Dataset listings of figures:

• • •

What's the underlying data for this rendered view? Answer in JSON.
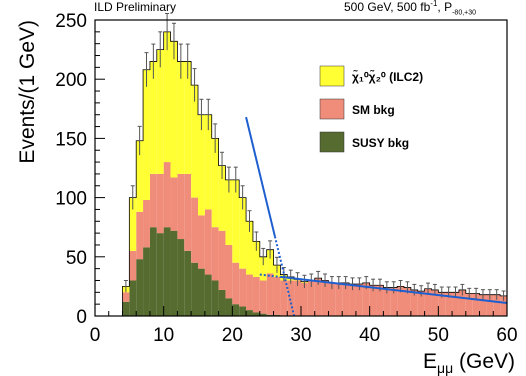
{
  "header": {
    "left": "ILD Preliminary",
    "right_main": "500 GeV, 500 fb",
    "right_sup": "-1",
    "right_sep": ", P",
    "right_sub": "-80,+30"
  },
  "chart_data": {
    "type": "histogram",
    "title": "",
    "xlabel": "E_μμ (GeV)",
    "ylabel": "Events/(1 GeV)",
    "xlim": [
      0,
      60
    ],
    "ylim": [
      0,
      250
    ],
    "xticks": [
      0,
      10,
      20,
      30,
      40,
      50,
      60
    ],
    "yticks": [
      0,
      50,
      100,
      150,
      200,
      250
    ],
    "grid": false,
    "legend_position": "top-right",
    "bin_width": 1,
    "x": [
      4,
      5,
      6,
      7,
      8,
      9,
      10,
      11,
      12,
      13,
      14,
      15,
      16,
      17,
      18,
      19,
      20,
      21,
      22,
      23,
      24,
      25,
      26,
      27,
      28,
      29,
      30,
      31,
      32,
      33,
      34,
      35,
      36,
      37,
      38,
      39,
      40,
      41,
      42,
      43,
      44,
      45,
      46,
      47,
      48,
      49,
      50,
      51,
      52,
      53,
      54,
      55,
      56,
      57,
      58,
      59
    ],
    "series": [
      {
        "name": "SUSY bkg",
        "color": "#556b2f",
        "values": [
          12,
          30,
          48,
          58,
          75,
          70,
          75,
          72,
          65,
          55,
          45,
          40,
          35,
          30,
          22,
          15,
          10,
          8,
          5,
          3,
          2,
          1,
          1,
          0,
          0,
          0,
          0,
          0,
          0,
          0,
          0,
          0,
          0,
          0,
          0,
          0,
          0,
          0,
          0,
          0,
          0,
          0,
          0,
          0,
          0,
          0,
          0,
          0,
          0,
          0,
          0,
          0,
          0,
          0,
          0,
          0
        ]
      },
      {
        "name": "SM bkg",
        "color": "#f08c7a",
        "values": [
          8,
          25,
          40,
          40,
          45,
          50,
          55,
          45,
          55,
          65,
          55,
          45,
          55,
          45,
          50,
          45,
          35,
          32,
          30,
          30,
          28,
          35,
          32,
          30,
          30,
          30,
          28,
          30,
          32,
          30,
          28,
          28,
          28,
          27,
          27,
          28,
          26,
          26,
          24,
          24,
          25,
          24,
          22,
          21,
          23,
          22,
          20,
          20,
          20,
          22,
          19,
          19,
          18,
          18,
          18,
          17
        ]
      },
      {
        "name": "χ̃₁⁰χ̃₂⁰ (ILC2)",
        "color": "#ffff33",
        "values": [
          5,
          45,
          60,
          110,
          95,
          105,
          110,
          115,
          95,
          95,
          95,
          85,
          80,
          75,
          55,
          55,
          70,
          60,
          45,
          30,
          20,
          20,
          10,
          5,
          3,
          1,
          1,
          0,
          0,
          0,
          0,
          0,
          0,
          0,
          0,
          0,
          0,
          0,
          0,
          0,
          0,
          0,
          0,
          0,
          0,
          0,
          0,
          0,
          0,
          0,
          0,
          0,
          0,
          0,
          0,
          0
        ]
      }
    ],
    "fits": [
      {
        "name": "signal edge fit",
        "color": "#1e5fd0",
        "points": [
          [
            22,
            168
          ],
          [
            29,
            0
          ]
        ]
      },
      {
        "name": "background fit",
        "color": "#1e5fd0",
        "points": [
          [
            24,
            35
          ],
          [
            60,
            11
          ]
        ]
      }
    ]
  }
}
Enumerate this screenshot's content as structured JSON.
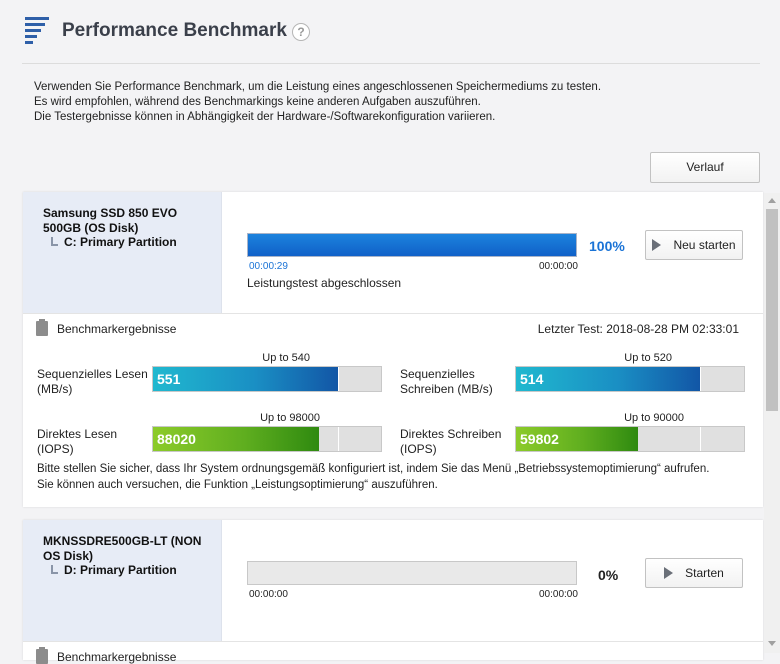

• • •

Above are records to transcribe exactly; leave their pictures out.

What's the underlying data for this rendered view? Answer in JSON.
{
  "header": {
    "left": "ILD Preliminary",
    "right_main": "500 GeV, 500 fb",
    "right_sup": "-1",
    "right_sep": ", P",
    "right_sub": "-80,+30"
  },
  "chart_data": {
    "type": "histogram",
    "title": "",
    "xlabel": "E_μμ (GeV)",
    "ylabel": "Events/(1 GeV)",
    "xlim": [
      0,
      60
    ],
    "ylim": [
      0,
      250
    ],
    "xticks": [
      0,
      10,
      20,
      30,
      40,
      50,
      60
    ],
    "yticks": [
      0,
      50,
      100,
      150,
      200,
      250
    ],
    "grid": false,
    "legend_position": "top-right",
    "bin_width": 1,
    "x": [
      4,
      5,
      6,
      7,
      8,
      9,
      10,
      11,
      12,
      13,
      14,
      15,
      16,
      17,
      18,
      19,
      20,
      21,
      22,
      23,
      24,
      25,
      26,
      27,
      28,
      29,
      30,
      31,
      32,
      33,
      34,
      35,
      36,
      37,
      38,
      39,
      40,
      41,
      42,
      43,
      44,
      45,
      46,
      47,
      48,
      49,
      50,
      51,
      52,
      53,
      54,
      55,
      56,
      57,
      58,
      59
    ],
    "series": [
      {
        "name": "SUSY bkg",
        "color": "#556b2f",
        "values": [
          12,
          30,
          48,
          58,
          75,
          70,
          75,
          72,
          65,
          55,
          45,
          40,
          35,
          30,
          22,
          15,
          10,
          8,
          5,
          3,
          2,
          1,
          1,
          0,
          0,
          0,
          0,
          0,
          0,
          0,
          0,
          0,
          0,
          0,
          0,
          0,
          0,
          0,
          0,
          0,
          0,
          0,
          0,
          0,
          0,
          0,
          0,
          0,
          0,
          0,
          0,
          0,
          0,
          0,
          0,
          0
        ]
      },
      {
        "name": "SM bkg",
        "color": "#f08c7a",
        "values": [
          8,
          25,
          40,
          40,
          45,
          50,
          55,
          45,
          55,
          65,
          55,
          45,
          55,
          45,
          50,
          45,
          35,
          32,
          30,
          30,
          28,
          35,
          32,
          30,
          30,
          30,
          28,
          30,
          32,
          30,
          28,
          28,
          28,
          27,
          27,
          28,
          26,
          26,
          24,
          24,
          25,
          24,
          22,
          21,
          23,
          22,
          20,
          20,
          20,
          22,
          19,
          19,
          18,
          18,
          18,
          17
        ]
      },
      {
        "name": "χ̃₁⁰χ̃₂⁰ (ILC2)",
        "color": "#ffff33",
        "values": [
          5,
          45,
          60,
          110,
          95,
          105,
          110,
          115,
          95,
          95,
          95,
          85,
          80,
          75,
          55,
          55,
          70,
          60,
          45,
          30,
          20,
          20,
          10,
          5,
          3,
          1,
          1,
          0,
          0,
          0,
          0,
          0,
          0,
          0,
          0,
          0,
          0,
          0,
          0,
          0,
          0,
          0,
          0,
          0,
          0,
          0,
          0,
          0,
          0,
          0,
          0,
          0,
          0,
          0,
          0,
          0
        ]
      }
    ],
    "fits": [
      {
        "name": "signal edge fit",
        "color": "#1e5fd0",
        "points": [
          [
            22,
            168
          ],
          [
            29,
            0
          ]
        ]
      },
      {
        "name": "background fit",
        "color": "#1e5fd0",
        "points": [
          [
            24,
            35
          ],
          [
            60,
            11
          ]
        ]
      }
    ]
  }
}
Enumerate this screenshot's content as structured JSON.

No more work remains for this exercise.